Material provided:
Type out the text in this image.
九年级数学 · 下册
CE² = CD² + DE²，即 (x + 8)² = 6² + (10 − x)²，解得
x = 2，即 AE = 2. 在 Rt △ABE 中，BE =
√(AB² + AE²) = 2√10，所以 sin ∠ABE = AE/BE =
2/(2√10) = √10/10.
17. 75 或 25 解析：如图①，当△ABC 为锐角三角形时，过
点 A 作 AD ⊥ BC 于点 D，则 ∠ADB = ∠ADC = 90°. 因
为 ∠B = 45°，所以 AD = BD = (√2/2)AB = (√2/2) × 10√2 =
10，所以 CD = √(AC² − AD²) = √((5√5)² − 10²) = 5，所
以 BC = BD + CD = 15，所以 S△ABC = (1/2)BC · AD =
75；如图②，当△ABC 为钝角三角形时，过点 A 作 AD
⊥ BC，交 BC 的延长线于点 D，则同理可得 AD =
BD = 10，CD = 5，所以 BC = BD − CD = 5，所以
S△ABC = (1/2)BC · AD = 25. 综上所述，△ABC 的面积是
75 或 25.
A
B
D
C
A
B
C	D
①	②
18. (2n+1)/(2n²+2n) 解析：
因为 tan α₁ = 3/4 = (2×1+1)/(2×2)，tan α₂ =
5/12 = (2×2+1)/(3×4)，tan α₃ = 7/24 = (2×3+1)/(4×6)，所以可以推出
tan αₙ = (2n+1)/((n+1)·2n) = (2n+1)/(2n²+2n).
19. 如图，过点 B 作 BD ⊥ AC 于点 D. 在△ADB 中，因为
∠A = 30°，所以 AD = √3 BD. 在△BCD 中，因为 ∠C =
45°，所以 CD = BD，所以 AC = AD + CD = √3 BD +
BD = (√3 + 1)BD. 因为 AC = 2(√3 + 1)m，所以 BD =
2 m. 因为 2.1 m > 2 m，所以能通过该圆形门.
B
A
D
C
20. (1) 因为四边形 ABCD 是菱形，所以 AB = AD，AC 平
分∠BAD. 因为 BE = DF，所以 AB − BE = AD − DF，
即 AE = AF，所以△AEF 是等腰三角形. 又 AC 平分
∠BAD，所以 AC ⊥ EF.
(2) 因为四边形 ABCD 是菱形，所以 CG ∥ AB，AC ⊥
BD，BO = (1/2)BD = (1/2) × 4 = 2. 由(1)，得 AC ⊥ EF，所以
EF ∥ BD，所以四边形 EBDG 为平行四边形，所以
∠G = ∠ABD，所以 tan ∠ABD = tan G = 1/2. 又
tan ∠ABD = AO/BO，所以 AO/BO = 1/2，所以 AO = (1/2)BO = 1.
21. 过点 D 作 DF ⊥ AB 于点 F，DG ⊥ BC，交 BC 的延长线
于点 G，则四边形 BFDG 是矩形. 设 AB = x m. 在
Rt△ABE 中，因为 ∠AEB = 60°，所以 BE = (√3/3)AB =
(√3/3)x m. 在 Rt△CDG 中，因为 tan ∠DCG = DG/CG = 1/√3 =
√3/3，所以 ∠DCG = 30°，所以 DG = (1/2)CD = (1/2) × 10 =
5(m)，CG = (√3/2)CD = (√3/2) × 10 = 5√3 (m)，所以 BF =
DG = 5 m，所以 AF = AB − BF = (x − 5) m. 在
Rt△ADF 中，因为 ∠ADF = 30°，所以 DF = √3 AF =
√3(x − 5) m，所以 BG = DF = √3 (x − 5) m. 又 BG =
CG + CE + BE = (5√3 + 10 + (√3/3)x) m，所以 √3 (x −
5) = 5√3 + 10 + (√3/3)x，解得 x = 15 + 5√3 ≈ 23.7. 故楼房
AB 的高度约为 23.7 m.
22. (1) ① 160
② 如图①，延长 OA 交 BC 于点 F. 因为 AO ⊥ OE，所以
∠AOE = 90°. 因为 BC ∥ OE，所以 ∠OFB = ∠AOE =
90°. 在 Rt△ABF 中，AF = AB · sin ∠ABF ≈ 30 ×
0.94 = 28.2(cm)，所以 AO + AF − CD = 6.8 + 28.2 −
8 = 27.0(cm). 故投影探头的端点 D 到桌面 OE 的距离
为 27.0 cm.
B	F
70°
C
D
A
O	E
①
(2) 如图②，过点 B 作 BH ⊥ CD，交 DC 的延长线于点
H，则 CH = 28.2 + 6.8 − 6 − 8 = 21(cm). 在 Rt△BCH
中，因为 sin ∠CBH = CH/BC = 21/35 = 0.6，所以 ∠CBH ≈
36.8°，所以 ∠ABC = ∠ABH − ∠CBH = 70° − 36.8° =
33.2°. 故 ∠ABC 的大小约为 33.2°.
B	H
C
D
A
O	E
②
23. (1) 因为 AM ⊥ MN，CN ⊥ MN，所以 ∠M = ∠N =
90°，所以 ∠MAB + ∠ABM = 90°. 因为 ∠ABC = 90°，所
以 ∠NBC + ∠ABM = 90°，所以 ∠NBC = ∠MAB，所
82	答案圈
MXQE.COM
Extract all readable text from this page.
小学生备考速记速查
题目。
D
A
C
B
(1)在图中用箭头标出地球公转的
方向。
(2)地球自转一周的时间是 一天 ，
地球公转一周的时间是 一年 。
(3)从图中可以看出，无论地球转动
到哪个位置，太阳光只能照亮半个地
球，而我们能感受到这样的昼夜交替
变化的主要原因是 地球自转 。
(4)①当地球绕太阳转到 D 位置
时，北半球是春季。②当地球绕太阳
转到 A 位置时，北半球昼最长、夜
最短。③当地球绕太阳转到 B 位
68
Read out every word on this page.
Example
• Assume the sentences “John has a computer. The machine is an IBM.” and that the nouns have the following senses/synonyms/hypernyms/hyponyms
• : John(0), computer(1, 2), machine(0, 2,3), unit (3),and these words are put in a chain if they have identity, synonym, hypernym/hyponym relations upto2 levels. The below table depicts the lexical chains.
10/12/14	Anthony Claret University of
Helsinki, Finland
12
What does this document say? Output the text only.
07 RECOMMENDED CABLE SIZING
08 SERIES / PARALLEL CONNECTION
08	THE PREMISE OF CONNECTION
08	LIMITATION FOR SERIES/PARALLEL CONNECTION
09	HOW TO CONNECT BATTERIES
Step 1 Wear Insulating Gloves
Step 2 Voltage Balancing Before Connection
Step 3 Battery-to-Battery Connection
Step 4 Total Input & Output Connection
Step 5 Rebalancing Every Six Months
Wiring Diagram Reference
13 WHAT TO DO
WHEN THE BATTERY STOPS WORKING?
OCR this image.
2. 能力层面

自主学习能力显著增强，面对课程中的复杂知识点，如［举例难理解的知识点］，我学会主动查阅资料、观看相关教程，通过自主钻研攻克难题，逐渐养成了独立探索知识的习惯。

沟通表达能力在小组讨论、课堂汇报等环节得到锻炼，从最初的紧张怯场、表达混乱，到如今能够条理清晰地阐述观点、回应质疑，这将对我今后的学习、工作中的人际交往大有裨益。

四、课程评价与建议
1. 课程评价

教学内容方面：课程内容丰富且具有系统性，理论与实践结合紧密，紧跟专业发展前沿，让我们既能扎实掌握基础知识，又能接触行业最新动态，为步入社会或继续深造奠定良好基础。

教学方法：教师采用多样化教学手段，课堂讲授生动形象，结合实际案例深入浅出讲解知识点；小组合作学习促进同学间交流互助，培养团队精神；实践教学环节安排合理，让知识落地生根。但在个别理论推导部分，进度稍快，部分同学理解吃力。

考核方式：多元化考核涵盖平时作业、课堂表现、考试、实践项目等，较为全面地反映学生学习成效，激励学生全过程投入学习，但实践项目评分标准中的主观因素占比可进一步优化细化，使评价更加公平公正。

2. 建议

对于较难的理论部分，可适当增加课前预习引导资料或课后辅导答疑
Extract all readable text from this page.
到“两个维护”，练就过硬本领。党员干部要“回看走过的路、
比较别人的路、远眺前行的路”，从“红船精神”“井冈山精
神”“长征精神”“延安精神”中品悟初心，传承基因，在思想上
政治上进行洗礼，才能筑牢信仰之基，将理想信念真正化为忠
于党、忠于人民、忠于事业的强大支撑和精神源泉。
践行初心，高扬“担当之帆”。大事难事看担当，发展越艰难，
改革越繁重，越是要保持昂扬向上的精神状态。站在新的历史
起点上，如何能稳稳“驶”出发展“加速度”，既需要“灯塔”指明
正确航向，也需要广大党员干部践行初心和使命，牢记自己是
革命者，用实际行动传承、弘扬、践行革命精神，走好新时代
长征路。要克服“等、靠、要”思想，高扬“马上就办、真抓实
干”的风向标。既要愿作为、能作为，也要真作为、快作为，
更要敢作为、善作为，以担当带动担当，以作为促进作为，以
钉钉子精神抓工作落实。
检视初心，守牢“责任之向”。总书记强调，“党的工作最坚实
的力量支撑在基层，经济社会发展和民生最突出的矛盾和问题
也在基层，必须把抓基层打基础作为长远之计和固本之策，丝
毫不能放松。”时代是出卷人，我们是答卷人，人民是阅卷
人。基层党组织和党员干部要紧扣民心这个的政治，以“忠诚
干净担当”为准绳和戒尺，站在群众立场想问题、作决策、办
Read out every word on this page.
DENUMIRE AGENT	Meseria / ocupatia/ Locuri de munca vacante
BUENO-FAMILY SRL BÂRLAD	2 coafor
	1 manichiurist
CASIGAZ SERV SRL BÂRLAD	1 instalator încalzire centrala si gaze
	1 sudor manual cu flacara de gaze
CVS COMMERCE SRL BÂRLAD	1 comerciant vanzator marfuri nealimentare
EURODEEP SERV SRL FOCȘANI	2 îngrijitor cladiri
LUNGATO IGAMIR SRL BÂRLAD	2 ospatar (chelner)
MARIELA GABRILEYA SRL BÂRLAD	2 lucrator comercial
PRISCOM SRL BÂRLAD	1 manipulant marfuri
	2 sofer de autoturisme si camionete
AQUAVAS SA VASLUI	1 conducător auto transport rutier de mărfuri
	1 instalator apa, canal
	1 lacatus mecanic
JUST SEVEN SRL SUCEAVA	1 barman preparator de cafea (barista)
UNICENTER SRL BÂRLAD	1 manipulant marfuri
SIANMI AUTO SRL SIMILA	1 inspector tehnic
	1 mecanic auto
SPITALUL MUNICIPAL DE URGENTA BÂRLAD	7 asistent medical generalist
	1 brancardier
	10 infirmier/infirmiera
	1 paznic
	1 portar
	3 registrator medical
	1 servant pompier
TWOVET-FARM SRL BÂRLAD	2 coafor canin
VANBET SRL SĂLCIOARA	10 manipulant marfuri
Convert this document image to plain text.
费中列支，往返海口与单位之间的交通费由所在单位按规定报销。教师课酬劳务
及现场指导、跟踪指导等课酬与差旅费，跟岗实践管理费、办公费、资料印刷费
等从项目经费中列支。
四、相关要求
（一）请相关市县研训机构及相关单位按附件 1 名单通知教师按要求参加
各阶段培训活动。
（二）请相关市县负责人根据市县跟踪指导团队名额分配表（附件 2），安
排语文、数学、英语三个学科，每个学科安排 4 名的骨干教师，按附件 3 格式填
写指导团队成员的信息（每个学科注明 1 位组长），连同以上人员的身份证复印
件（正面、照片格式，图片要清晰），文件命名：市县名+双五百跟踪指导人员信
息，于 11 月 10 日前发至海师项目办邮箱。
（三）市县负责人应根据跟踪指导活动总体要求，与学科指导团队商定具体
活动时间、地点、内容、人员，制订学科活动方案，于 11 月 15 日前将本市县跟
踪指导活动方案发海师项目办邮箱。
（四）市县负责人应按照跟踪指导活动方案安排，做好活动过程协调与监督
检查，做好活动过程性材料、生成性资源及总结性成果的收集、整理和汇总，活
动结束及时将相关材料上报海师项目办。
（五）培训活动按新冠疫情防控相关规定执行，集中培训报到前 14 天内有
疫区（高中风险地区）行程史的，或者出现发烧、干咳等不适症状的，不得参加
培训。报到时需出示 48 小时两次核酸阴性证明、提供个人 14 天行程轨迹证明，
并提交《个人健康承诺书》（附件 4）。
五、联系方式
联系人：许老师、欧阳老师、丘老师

Directions for this task: Identify how many lines in the entries above contain the word "instalator" and provide only that figure.

Correct answer: 2